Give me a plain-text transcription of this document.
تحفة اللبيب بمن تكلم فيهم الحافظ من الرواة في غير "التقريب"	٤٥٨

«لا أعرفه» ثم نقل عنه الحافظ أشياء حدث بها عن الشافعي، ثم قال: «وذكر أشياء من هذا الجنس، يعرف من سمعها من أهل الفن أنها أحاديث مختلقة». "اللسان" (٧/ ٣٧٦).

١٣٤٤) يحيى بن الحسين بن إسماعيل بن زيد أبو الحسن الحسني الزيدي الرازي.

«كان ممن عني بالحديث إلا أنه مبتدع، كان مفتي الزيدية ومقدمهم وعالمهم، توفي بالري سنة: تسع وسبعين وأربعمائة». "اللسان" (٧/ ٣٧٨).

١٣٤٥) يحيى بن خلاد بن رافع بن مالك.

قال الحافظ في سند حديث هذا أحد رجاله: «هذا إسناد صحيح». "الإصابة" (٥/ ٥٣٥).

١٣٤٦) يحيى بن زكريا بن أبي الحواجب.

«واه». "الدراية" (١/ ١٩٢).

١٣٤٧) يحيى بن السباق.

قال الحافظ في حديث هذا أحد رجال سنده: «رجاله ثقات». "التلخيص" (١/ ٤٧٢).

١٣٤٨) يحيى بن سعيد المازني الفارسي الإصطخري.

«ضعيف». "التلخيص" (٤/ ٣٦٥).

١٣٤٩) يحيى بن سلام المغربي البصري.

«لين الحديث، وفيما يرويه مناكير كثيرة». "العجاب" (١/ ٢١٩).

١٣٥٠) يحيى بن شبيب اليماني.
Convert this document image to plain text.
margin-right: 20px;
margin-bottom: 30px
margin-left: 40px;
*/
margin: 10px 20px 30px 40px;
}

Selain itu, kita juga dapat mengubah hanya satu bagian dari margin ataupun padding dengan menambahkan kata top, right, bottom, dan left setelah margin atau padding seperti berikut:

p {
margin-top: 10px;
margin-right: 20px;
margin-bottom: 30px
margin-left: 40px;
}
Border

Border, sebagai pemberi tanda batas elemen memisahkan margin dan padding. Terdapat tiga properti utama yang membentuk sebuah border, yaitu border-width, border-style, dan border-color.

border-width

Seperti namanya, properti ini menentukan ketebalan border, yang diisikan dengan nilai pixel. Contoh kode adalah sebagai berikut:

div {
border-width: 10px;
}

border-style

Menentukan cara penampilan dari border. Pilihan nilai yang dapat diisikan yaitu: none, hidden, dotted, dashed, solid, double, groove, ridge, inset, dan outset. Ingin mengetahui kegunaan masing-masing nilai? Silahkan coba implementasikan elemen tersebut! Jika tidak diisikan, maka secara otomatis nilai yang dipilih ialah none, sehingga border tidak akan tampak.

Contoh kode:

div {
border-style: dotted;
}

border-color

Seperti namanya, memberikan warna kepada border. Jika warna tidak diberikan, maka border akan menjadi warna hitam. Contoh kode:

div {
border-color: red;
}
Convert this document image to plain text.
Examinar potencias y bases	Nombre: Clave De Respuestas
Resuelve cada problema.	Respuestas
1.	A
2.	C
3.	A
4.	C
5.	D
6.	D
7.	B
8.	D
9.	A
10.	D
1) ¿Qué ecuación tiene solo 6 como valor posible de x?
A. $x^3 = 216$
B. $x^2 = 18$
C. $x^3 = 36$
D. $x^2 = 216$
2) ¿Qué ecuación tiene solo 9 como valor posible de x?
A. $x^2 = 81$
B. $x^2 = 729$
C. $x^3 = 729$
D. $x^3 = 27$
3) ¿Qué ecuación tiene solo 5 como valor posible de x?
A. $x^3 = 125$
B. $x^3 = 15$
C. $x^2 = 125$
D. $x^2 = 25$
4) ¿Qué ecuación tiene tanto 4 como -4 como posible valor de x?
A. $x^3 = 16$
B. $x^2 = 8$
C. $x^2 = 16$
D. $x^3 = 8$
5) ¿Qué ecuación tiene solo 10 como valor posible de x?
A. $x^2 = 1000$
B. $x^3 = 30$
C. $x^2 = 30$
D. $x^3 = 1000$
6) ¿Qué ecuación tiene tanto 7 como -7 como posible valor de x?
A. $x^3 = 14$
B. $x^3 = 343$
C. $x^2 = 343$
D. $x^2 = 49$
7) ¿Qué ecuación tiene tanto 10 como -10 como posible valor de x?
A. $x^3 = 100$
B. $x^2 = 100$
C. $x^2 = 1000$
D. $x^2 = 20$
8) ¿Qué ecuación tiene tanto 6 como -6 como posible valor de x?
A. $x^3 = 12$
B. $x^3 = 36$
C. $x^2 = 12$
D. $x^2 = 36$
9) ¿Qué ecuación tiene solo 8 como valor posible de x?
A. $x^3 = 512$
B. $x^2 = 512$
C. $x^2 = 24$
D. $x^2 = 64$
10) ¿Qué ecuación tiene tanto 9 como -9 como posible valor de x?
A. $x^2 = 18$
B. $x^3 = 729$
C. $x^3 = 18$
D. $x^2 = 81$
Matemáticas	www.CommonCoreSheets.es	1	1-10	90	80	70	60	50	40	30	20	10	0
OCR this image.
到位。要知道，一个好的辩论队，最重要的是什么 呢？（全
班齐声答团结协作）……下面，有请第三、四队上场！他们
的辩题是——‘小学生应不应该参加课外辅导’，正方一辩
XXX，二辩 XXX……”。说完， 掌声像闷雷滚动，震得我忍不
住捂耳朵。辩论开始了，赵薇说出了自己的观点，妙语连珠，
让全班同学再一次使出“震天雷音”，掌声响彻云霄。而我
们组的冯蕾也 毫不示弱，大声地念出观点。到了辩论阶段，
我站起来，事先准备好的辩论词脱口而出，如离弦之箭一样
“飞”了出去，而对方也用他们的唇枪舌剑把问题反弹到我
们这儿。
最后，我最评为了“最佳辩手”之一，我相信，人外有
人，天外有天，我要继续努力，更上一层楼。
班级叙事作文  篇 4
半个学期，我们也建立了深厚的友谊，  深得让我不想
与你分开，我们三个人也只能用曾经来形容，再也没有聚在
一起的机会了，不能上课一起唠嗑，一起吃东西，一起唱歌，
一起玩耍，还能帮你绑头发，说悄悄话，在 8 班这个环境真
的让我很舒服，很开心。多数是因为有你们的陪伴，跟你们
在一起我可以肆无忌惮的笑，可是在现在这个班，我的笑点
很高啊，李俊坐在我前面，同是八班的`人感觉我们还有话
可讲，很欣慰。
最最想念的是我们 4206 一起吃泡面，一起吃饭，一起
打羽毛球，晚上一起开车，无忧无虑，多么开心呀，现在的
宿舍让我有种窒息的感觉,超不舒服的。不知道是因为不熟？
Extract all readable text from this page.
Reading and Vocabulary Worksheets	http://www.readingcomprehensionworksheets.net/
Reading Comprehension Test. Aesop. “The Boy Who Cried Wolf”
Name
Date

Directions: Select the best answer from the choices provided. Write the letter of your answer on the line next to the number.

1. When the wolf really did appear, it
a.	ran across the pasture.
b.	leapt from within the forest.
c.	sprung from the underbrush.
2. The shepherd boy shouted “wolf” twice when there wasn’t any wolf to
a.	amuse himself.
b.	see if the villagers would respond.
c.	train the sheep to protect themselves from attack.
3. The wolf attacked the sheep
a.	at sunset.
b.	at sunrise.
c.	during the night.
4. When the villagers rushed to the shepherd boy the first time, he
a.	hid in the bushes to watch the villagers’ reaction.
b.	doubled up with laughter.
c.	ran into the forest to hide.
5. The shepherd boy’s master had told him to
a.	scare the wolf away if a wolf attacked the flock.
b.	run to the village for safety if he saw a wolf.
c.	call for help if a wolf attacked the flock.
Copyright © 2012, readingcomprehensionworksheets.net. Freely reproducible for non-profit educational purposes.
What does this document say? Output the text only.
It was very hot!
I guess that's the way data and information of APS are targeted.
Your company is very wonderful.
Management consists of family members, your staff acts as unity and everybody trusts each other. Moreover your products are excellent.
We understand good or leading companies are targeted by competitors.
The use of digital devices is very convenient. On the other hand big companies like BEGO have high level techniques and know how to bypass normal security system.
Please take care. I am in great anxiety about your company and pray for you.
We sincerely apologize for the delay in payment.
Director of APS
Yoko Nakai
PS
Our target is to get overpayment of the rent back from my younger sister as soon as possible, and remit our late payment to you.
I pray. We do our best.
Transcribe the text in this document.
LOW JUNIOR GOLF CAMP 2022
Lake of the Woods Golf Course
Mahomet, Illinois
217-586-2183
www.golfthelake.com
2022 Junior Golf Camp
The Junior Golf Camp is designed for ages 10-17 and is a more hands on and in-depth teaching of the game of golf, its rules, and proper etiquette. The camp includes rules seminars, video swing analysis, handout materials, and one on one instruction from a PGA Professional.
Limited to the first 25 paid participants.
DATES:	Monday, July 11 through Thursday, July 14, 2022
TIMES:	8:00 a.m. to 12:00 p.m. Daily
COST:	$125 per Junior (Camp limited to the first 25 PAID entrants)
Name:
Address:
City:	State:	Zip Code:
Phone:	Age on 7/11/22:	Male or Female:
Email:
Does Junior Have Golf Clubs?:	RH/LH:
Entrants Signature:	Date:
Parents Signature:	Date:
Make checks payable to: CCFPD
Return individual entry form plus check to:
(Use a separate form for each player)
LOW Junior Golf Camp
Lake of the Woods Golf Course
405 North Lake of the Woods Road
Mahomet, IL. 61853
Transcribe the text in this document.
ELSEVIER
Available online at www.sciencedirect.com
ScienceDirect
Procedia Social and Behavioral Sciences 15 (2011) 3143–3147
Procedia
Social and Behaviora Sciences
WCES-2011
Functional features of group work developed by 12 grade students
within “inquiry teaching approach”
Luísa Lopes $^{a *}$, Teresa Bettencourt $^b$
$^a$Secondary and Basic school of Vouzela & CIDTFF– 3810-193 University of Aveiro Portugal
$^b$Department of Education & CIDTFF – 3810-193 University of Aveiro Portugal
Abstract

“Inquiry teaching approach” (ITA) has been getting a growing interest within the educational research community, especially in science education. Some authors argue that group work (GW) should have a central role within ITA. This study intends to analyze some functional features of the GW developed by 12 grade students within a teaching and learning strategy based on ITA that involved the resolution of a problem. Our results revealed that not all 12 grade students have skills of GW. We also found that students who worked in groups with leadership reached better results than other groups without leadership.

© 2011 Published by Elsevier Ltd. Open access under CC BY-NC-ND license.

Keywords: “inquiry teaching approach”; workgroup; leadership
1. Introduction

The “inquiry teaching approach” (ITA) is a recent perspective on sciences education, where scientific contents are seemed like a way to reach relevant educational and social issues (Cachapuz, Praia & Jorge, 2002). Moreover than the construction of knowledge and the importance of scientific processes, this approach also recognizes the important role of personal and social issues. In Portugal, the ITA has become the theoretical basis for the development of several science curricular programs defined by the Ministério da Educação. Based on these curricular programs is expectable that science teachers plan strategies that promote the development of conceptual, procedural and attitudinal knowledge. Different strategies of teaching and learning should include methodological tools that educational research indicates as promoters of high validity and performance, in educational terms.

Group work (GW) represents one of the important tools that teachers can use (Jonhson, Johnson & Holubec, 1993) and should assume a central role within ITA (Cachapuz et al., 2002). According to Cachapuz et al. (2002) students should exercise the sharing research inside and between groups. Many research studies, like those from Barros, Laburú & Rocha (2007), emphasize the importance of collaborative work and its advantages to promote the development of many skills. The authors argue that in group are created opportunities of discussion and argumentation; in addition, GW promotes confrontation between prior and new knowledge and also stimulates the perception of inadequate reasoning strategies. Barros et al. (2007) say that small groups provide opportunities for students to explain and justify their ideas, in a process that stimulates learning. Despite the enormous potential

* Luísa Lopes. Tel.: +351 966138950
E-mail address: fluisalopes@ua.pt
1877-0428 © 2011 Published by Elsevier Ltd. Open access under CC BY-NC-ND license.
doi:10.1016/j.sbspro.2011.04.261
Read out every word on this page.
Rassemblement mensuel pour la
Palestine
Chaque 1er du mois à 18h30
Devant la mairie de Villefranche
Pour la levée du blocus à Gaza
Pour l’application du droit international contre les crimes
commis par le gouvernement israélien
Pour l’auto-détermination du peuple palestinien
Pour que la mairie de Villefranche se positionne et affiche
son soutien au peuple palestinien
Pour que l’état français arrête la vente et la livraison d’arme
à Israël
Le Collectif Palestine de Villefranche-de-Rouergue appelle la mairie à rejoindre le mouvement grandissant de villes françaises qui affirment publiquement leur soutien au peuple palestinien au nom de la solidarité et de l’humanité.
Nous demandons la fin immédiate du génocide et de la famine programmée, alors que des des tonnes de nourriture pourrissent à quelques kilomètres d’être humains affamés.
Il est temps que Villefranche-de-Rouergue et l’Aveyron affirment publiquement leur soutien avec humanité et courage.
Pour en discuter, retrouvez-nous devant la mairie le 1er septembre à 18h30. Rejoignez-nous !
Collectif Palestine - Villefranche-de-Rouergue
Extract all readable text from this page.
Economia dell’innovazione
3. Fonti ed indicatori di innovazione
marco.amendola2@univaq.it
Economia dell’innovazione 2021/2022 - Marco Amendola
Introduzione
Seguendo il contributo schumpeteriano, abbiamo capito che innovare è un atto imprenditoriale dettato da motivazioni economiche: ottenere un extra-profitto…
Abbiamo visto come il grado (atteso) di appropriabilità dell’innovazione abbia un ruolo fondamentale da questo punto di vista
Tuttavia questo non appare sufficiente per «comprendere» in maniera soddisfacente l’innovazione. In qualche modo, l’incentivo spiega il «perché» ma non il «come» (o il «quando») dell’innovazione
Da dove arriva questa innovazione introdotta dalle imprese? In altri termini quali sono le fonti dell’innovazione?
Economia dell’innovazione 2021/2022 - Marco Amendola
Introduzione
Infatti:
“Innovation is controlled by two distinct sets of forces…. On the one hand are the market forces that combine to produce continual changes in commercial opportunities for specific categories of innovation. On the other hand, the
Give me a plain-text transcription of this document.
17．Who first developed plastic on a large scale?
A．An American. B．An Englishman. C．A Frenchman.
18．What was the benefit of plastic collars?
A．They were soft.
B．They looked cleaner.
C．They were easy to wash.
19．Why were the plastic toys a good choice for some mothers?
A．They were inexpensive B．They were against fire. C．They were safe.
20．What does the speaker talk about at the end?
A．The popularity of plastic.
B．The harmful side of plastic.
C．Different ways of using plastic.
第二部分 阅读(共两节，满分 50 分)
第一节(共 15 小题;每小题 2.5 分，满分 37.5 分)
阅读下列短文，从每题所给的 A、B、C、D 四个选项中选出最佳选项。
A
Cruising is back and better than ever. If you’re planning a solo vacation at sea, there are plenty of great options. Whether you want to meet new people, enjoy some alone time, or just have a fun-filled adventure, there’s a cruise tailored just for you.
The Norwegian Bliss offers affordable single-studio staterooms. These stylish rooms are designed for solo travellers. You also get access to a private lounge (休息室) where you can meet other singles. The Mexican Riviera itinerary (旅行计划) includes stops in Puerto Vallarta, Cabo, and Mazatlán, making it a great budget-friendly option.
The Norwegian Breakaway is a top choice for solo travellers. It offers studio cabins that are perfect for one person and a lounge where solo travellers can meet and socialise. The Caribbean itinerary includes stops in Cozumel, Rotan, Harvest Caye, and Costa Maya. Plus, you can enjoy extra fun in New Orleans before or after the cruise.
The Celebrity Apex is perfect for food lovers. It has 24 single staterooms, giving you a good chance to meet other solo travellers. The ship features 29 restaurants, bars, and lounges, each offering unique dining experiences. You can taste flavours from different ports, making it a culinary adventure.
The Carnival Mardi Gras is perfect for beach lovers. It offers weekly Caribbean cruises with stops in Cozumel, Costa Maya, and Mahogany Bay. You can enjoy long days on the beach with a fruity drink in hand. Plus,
● ● ● ●
- [Short problem] Pull out every line above that holds the word "travellers".

- [The output]
The Norwegian Bliss offers affordable single-studio staterooms. These stylish rooms are designed for solo travellers. You also get access to a private lounge (休息室) where you can meet other singles. The Mexican Riviera itinerary (旅行计划) includes stops in Puerto Vallarta, Cabo, and Mazatlán, making it a great budget-friendly option.
The Norwegian Breakaway is a top choice for solo travellers. It offers studio cabins that are perfect for one person and a lounge where solo travellers can meet and socialise. The Caribbean itinerary includes stops in Cozumel, Rotan, Harvest Caye, and Costa Maya. Plus, you can enjoy extra fun in New Orleans before or after the cruise.
The Celebrity Apex is perfect for food lovers. It has 24 single staterooms, giving you a good chance to meet other solo travellers. The ship features 29 restaurants, bars, and lounges, each offering unique dining experiences. You can taste flavours from different ports, making it a culinary adventure.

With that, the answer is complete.